**Written task:** The answer should be a single number: how many lines of the entries below hold the word "уведомления".

**Supplied data:**
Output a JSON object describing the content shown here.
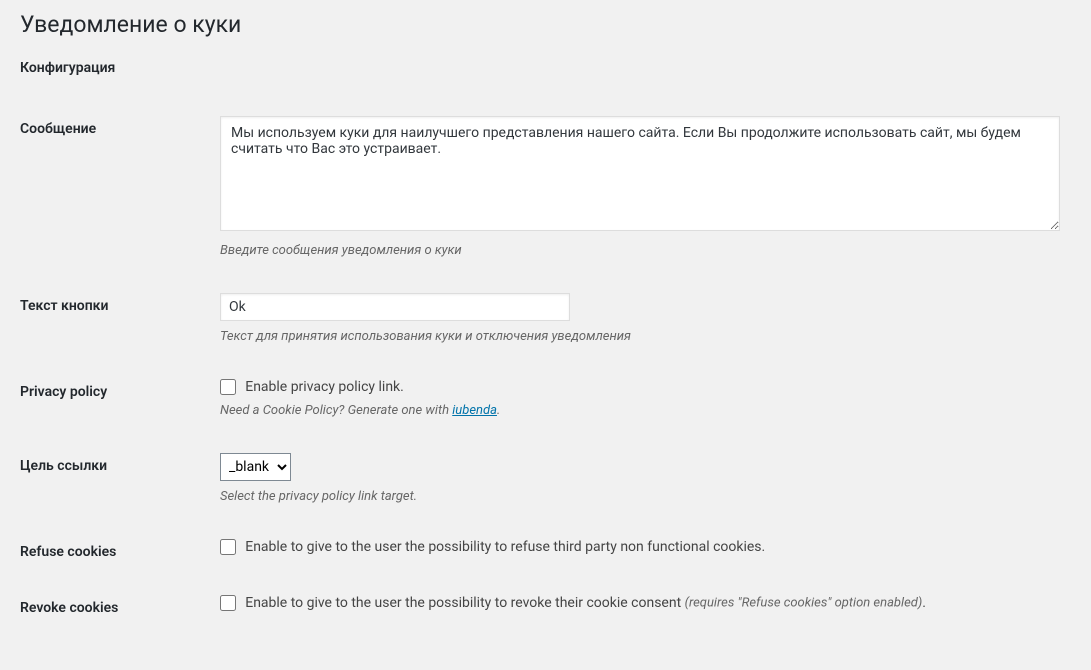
{
  "page": {
    "title": "Уведомление о куки",
    "section_title": "Конфигурация"
  },
  "fields": {
    "message": {
      "label": "Сообщение",
      "value": "Мы используем куки для наилучшего представления нашего сайта. Если Вы продолжите использовать сайт, мы будем считать что Вас это устраивает.",
      "description": "Введите сообщения уведомления о куки"
    },
    "button_text": {
      "label": "Текст кнопки",
      "value": "Ok",
      "description": "Текст для принятия использования куки и отключения уведомления"
    },
    "privacy_policy": {
      "label": "Privacy policy",
      "checkbox_label": "Enable privacy policy link.",
      "description_prefix": "Need a Cookie Policy? Generate one with ",
      "link_text": "iubenda",
      "description_suffix": "."
    },
    "link_target": {
      "label": "Цель ссылки",
      "value": "_blank",
      "description": "Select the privacy policy link target."
    },
    "refuse_cookies": {
      "label": "Refuse cookies",
      "checkbox_label": "Enable to give to the user the possibility to refuse third party non functional cookies."
    },
    "revoke_cookies": {
      "label": "Revoke cookies",
      "checkbox_label": "Enable to give to the user the possibility to revoke their cookie consent ",
      "note": "(requires \"Refuse cookies\" option enabled)",
      "suffix": "."
    }
  }
}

**Complete output:** 2